**Objectives:**
#1 Rewrite everything in the essay on order and disorder from "Like when I" down to "them together here.", with "book recyclers" replaced by "thrift store".
#2 Carry on the essay on order and disorder from the point where it stops.

====== Document extract ======

Order vs. Disorder

Here is something I think about a lot in life. I notice how much I like order around me, and how I like to organize things. Some of it is just clean vs. messy, but it goes deeper than that. It is rationality: calming, reassuring, relaxing.  It lets you rest. And, it helps you find what you’re looking for in less than a week!  But in art, too much order feels lifeless to me.  I like an over-arching order to a piece, but then I want the irrational, the uncontrollable, to show its illegible hand. There is something irresistible about disorder.

Like when I go to the book recyclers, the sense of diversity is almost overwhelming, especially if they have very old, very used, books. Books are innately so linear and rational and organized. When they are new, they are neatly shelved according to genre in clean new uniform bookcases. Discarded books are what happens after. They are torn and creased and spilled on, faded, maybe falling apart. Many of them are obviously from a different time, you notice by the cover design, illustrations, etc.  And then the age of the reader. You cannot help but think about all the people who owned all these books at different times in their lives. And all the books you owned at different times in your life. Its not neat and tidy anymore. Disorder has flung them in all directions and some completely random process has compiled them together here.

====== Stored data ======

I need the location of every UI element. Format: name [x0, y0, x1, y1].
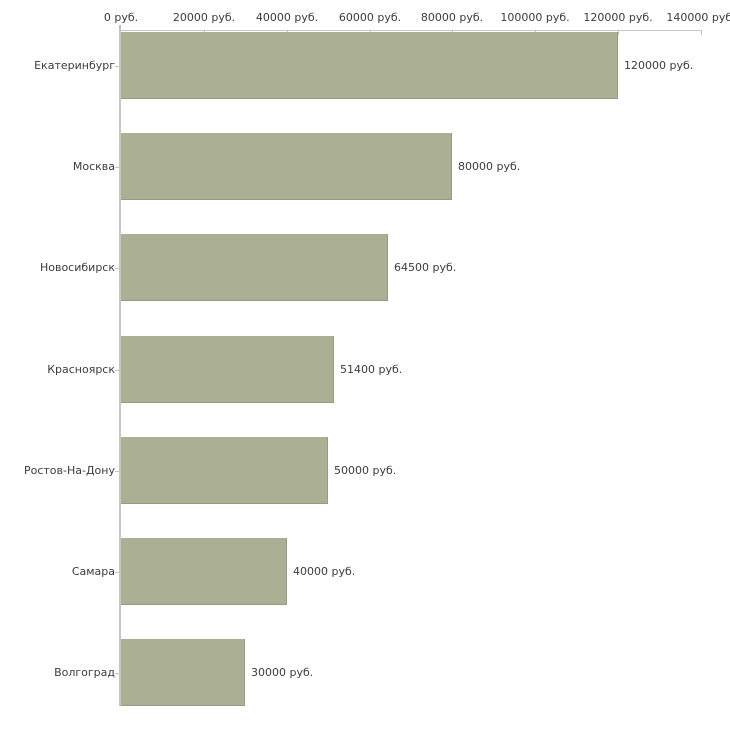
category-tick	[115, 471, 119, 472]
x-axis-tick-label: 140000 руб.	[666, 11, 730, 24]
category-label: Новосибирск	[39, 261, 115, 274]
category-tick	[115, 167, 119, 168]
category-tick	[115, 572, 119, 573]
value-label: 30000 руб.	[251, 666, 314, 679]
category-tick	[115, 673, 119, 674]
bar	[121, 234, 388, 301]
category-label: Москва	[72, 160, 115, 173]
y-axis-line	[119, 30, 121, 706]
x-axis-tick-label: 20000 руб.	[172, 11, 236, 24]
x-axis-tick	[618, 30, 619, 35]
category-label: Самара	[71, 565, 115, 578]
value-label: 50000 руб.	[334, 464, 397, 477]
category-tick	[115, 66, 119, 67]
bar	[121, 336, 334, 403]
x-axis-tick-label: 120000 руб.	[583, 11, 653, 24]
category-label: Красноярск	[47, 363, 115, 376]
category-label: Ростов-На-Дону	[23, 464, 115, 477]
category-label: Волгоград	[54, 666, 115, 679]
bar	[121, 133, 452, 200]
x-axis-line	[121, 30, 701, 31]
value-label: 40000 руб.	[293, 565, 356, 578]
value-label: 51400 руб.	[340, 363, 403, 376]
x-axis-tick-label: 0 руб.	[103, 11, 139, 24]
value-label: 120000 руб.	[624, 59, 694, 72]
value-label: 64500 руб.	[394, 261, 457, 274]
bar	[121, 437, 328, 504]
x-axis-tick	[701, 30, 702, 35]
category-label: Екатеринбург	[34, 59, 115, 72]
category-tick	[115, 268, 119, 269]
x-axis-tick-label: 60000 руб.	[338, 11, 402, 24]
value-label: 80000 руб.	[458, 160, 521, 173]
bar	[121, 538, 287, 605]
bar	[121, 639, 245, 706]
x-axis-tick-label: 80000 руб.	[420, 11, 484, 24]
category-tick	[115, 370, 119, 371]
bar	[121, 32, 618, 99]
x-axis-tick-label: 100000 руб.	[500, 11, 570, 24]
axis-endcap-tick	[119, 25, 121, 30]
x-axis-tick-label: 40000 руб.	[255, 11, 319, 24]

======

**Responses to the exercise:**
#1
Like when I go to the thrift store, the sense of diversity is almost overwhelming, especially if they have very old, very used, books. Books are innately so linear and rational and organized. When they are new, they are neatly shelved according to genre in clean new uniform bookcases. Discarded books are what happens after. They are torn and creased and spilled on, faded, maybe falling apart. Many of them are obviously from a different time, you notice by the cover design, illustrations, etc.  And then the age of the reader. You cannot help but think about all the people who owned all these books at different times in their lives. And all the books you owned at different times in your life. Its not neat and tidy anymore. Disorder has flung them in all directions and some completely random process has compiled them together here.

#2
Whats weirder is how much I LIKE this dis-ordered-ness. Its fascinating.

But I digress. Back to order vs. disorder in art.

Who could illustrate this dynamic better than Lance Letscher? Letscher is a collage artist who, like myself, began with a fascination for paperback book covers.  Now, book covers, of all ages and genres and levels of wear, bring a lot of disorder to the table right away (see above digression).  What is genius, is how Lance can highlight all that wild diversity and yet bring it together into a unified piece.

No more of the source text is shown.